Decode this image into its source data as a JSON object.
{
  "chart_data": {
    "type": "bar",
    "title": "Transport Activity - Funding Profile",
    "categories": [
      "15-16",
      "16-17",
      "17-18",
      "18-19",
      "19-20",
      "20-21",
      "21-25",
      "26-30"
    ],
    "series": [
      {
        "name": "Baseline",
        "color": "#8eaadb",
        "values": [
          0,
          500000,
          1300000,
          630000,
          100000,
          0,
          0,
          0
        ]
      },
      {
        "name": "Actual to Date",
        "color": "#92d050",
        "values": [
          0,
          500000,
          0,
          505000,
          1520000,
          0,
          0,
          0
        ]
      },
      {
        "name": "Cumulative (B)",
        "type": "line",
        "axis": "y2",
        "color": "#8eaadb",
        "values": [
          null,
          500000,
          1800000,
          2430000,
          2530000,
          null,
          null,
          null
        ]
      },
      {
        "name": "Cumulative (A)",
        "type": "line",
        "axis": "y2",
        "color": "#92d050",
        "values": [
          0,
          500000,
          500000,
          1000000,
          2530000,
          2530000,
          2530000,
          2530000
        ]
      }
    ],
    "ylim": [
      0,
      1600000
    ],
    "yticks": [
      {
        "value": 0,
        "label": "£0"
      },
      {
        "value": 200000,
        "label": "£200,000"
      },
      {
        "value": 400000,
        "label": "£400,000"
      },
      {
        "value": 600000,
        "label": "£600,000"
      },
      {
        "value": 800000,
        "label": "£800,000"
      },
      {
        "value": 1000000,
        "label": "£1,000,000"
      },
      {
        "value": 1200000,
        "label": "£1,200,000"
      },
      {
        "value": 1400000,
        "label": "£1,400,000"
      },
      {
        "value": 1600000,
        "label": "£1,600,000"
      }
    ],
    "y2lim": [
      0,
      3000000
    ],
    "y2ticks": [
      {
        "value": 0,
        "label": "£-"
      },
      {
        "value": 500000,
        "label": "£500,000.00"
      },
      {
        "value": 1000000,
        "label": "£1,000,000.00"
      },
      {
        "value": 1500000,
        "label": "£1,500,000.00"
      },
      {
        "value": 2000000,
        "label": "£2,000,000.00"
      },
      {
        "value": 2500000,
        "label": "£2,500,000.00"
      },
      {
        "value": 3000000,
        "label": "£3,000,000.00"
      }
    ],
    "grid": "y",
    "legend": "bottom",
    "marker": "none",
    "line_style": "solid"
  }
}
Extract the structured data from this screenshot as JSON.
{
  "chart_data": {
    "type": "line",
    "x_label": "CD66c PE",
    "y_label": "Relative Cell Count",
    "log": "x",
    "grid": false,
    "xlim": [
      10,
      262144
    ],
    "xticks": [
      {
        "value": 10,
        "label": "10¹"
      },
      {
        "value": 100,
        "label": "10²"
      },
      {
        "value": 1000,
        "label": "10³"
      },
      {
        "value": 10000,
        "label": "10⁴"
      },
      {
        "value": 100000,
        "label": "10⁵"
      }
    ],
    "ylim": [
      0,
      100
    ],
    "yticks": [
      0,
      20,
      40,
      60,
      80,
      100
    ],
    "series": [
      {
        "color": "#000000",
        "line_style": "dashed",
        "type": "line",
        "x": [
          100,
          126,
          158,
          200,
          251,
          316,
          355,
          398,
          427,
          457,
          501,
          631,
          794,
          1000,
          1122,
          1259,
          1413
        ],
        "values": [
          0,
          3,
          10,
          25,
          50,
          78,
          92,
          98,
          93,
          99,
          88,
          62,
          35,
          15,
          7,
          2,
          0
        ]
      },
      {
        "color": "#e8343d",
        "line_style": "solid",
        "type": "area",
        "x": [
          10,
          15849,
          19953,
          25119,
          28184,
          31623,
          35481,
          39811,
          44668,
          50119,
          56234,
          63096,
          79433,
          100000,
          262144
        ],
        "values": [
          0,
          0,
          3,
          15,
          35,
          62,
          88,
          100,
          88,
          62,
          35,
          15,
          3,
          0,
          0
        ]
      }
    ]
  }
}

**EXERCISE AIM:** Print all of the data exactly as it was given.

**EXERCISE RESPONSE:**
Decode this image into its source data as a JSON object.
{
  "chart_data": {
    "type": "bar",
    "title": "Transport Activity - Funding Profile",
    "categories": [
      "15-16",
      "16-17",
      "17-18",
      "18-19",
      "19-20",
      "20-21",
      "21-25",
      "26-30"
    ],
    "series": [
      {
        "name": "Baseline",
        "color": "#8eaadb",
        "values": [
          0,
          500000,
          1300000,
          630000,
          100000,
          0,
          0,
          0
        ]
      },
      {
        "name": "Actual to Date",
        "color": "#92d050",
        "values": [
          0,
          500000,
          0,
          505000,
          1520000,
          0,
          0,
          0
        ]
      },
      {
        "name": "Cumulative (B)",
        "type": "line",
        "axis": "y2",
        "color": "#8eaadb",
        "values": [
          null,
          500000,
          1800000,
          2430000,
          2530000,
          null,
          null,
          null
        ]
      },
      {
        "name": "Cumulative (A)",
        "type": "line",
        "axis": "y2",
        "color": "#92d050",
        "values": [
          0,
          500000,
          500000,
          1000000,
          2530000,
          2530000,
          2530000,
          2530000
        ]
      }
    ],
    "ylim": [
      0,
      1600000
    ],
    "yticks": [
      {
        "value": 0,
        "label": "£0"
      },
      {
        "value": 200000,
        "label": "£200,000"
      },
      {
        "value": 400000,
        "label": "£400,000"
      },
      {
        "value": 600000,
        "label": "£600,000"
      },
      {
        "value": 800000,
        "label": "£800,000"
      },
      {
        "value": 1000000,
        "label": "£1,000,000"
      },
      {
        "value": 1200000,
        "label": "£1,200,000"
      },
      {
        "value": 1400000,
        "label": "£1,400,000"
      },
      {
        "value": 1600000,
        "label": "£1,600,000"
      }
    ],
    "y2lim": [
      0,
      3000000
    ],
    "y2ticks": [
      {
        "value": 0,
        "label": "£-"
      },
      {
        "value": 500000,
        "label": "£500,000.00"
      },
      {
        "value": 1000000,
        "label": "£1,000,000.00"
      },
      {
        "value": 1500000,
        "label": "£1,500,000.00"
      },
      {
        "value": 2000000,
        "label": "£2,000,000.00"
      },
      {
        "value": 2500000,
        "label": "£2,500,000.00"
      },
      {
        "value": 3000000,
        "label": "£3,000,000.00"
      }
    ],
    "grid": "y",
    "legend": "bottom",
    "marker": "none",
    "line_style": "solid"
  }
}
Extract the structured data from this screenshot as JSON.
{
  "chart_data": {
    "type": "line",
    "x_label": "CD66c PE",
    "y_label": "Relative Cell Count",
    "log": "x",
    "grid": false,
    "xlim": [
      10,
      262144
    ],
    "xticks": [
      {
        "value": 10,
        "label": "10¹"
      },
      {
        "value": 100,
        "label": "10²"
      },
      {
        "value": 1000,
        "label": "10³"
      },
      {
        "value": 10000,
        "label": "10⁴"
      },
      {
        "value": 100000,
        "label": "10⁵"
      }
    ],
    "ylim": [
      0,
      100
    ],
    "yticks": [
      0,
      20,
      40,
      60,
      80,
      100
    ],
    "series": [
      {
        "color": "#000000",
        "line_style": "dashed",
        "type": "line",
        "x": [
          100,
          126,
          158,
          200,
          251,
          316,
          355,
          398,
          427,
          457,
          501,
          631,
          794,
          1000,
          1122,
          1259,
          1413
        ],
        "values": [
          0,
          3,
          10,
          25,
          50,
          78,
          92,
          98,
          93,
          99,
          88,
          62,
          35,
          15,
          7,
          2,
          0
        ]
      },
      {
        "color": "#e8343d",
        "line_style": "solid",
        "type": "area",
        "x": [
          10,
          15849,
          19953,
          25119,
          28184,
          31623,
          35481,
          39811,
          44668,
          50119,
          56234,
          63096,
          79433,
          100000,
          262144
        ],
        "values": [
          0,
          0,
          3,
          15,
          35,
          62,
          88,
          100,
          88,
          62,
          35,
          15,
          3,
          0,
          0
        ]
      }
    ]
  }
}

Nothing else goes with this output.